----- Material for this task -----

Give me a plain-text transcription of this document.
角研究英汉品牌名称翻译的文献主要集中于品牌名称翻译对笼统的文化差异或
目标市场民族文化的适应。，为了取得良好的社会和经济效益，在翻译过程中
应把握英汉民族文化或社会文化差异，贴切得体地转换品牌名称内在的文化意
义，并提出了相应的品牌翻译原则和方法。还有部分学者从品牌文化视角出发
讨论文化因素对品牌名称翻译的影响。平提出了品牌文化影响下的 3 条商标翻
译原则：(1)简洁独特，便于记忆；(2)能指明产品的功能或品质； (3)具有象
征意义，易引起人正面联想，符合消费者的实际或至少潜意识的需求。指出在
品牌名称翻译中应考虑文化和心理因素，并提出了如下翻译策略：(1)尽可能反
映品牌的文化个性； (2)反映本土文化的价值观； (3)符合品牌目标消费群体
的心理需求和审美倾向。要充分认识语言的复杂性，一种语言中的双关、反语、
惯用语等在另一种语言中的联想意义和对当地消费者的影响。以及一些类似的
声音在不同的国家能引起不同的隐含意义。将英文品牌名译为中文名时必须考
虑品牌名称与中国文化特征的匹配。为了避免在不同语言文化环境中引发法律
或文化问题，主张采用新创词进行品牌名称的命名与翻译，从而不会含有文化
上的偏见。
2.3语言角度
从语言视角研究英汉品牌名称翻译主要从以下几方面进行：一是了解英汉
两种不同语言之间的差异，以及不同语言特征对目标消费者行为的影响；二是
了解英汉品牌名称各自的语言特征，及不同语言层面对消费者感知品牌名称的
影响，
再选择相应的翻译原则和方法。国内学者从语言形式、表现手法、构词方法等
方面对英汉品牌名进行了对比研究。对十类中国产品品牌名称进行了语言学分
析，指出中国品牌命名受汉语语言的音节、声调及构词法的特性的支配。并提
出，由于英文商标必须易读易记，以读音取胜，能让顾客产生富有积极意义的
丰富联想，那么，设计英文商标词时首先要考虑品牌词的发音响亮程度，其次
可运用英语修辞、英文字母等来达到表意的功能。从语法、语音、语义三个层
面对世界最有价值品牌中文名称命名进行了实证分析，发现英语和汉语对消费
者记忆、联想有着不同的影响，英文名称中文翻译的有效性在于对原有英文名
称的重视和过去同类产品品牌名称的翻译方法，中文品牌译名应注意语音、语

-----

**Task instructions**
Write the listing out again, exactly as shown above.

**Written answer**
Give me a plain-text transcription of this document.
角研究英汉品牌名称翻译的文献主要集中于品牌名称翻译对笼统的文化差异或
目标市场民族文化的适应。，为了取得良好的社会和经济效益，在翻译过程中
应把握英汉民族文化或社会文化差异，贴切得体地转换品牌名称内在的文化意
义，并提出了相应的品牌翻译原则和方法。还有部分学者从品牌文化视角出发
讨论文化因素对品牌名称翻译的影响。平提出了品牌文化影响下的 3 条商标翻
译原则：(1)简洁独特，便于记忆；(2)能指明产品的功能或品质； (3)具有象
征意义，易引起人正面联想，符合消费者的实际或至少潜意识的需求。指出在
品牌名称翻译中应考虑文化和心理因素，并提出了如下翻译策略：(1)尽可能反
映品牌的文化个性； (2)反映本土文化的价值观； (3)符合品牌目标消费群体
的心理需求和审美倾向。要充分认识语言的复杂性，一种语言中的双关、反语、
惯用语等在另一种语言中的联想意义和对当地消费者的影响。以及一些类似的
声音在不同的国家能引起不同的隐含意义。将英文品牌名译为中文名时必须考
虑品牌名称与中国文化特征的匹配。为了避免在不同语言文化环境中引发法律
或文化问题，主张采用新创词进行品牌名称的命名与翻译，从而不会含有文化
上的偏见。
2.3语言角度
从语言视角研究英汉品牌名称翻译主要从以下几方面进行：一是了解英汉
两种不同语言之间的差异，以及不同语言特征对目标消费者行为的影响；二是
了解英汉品牌名称各自的语言特征，及不同语言层面对消费者感知品牌名称的
影响，
再选择相应的翻译原则和方法。国内学者从语言形式、表现手法、构词方法等
方面对英汉品牌名进行了对比研究。对十类中国产品品牌名称进行了语言学分
析，指出中国品牌命名受汉语语言的音节、声调及构词法的特性的支配。并提
出，由于英文商标必须易读易记，以读音取胜，能让顾客产生富有积极意义的
丰富联想，那么，设计英文商标词时首先要考虑品牌词的发音响亮程度，其次
可运用英语修辞、英文字母等来达到表意的功能。从语法、语音、语义三个层
面对世界最有价值品牌中文名称命名进行了实证分析，发现英语和汉语对消费
者记忆、联想有着不同的影响，英文名称中文翻译的有效性在于对原有英文名
称的重视和过去同类产品品牌名称的翻译方法，中文品牌译名应注意语音、语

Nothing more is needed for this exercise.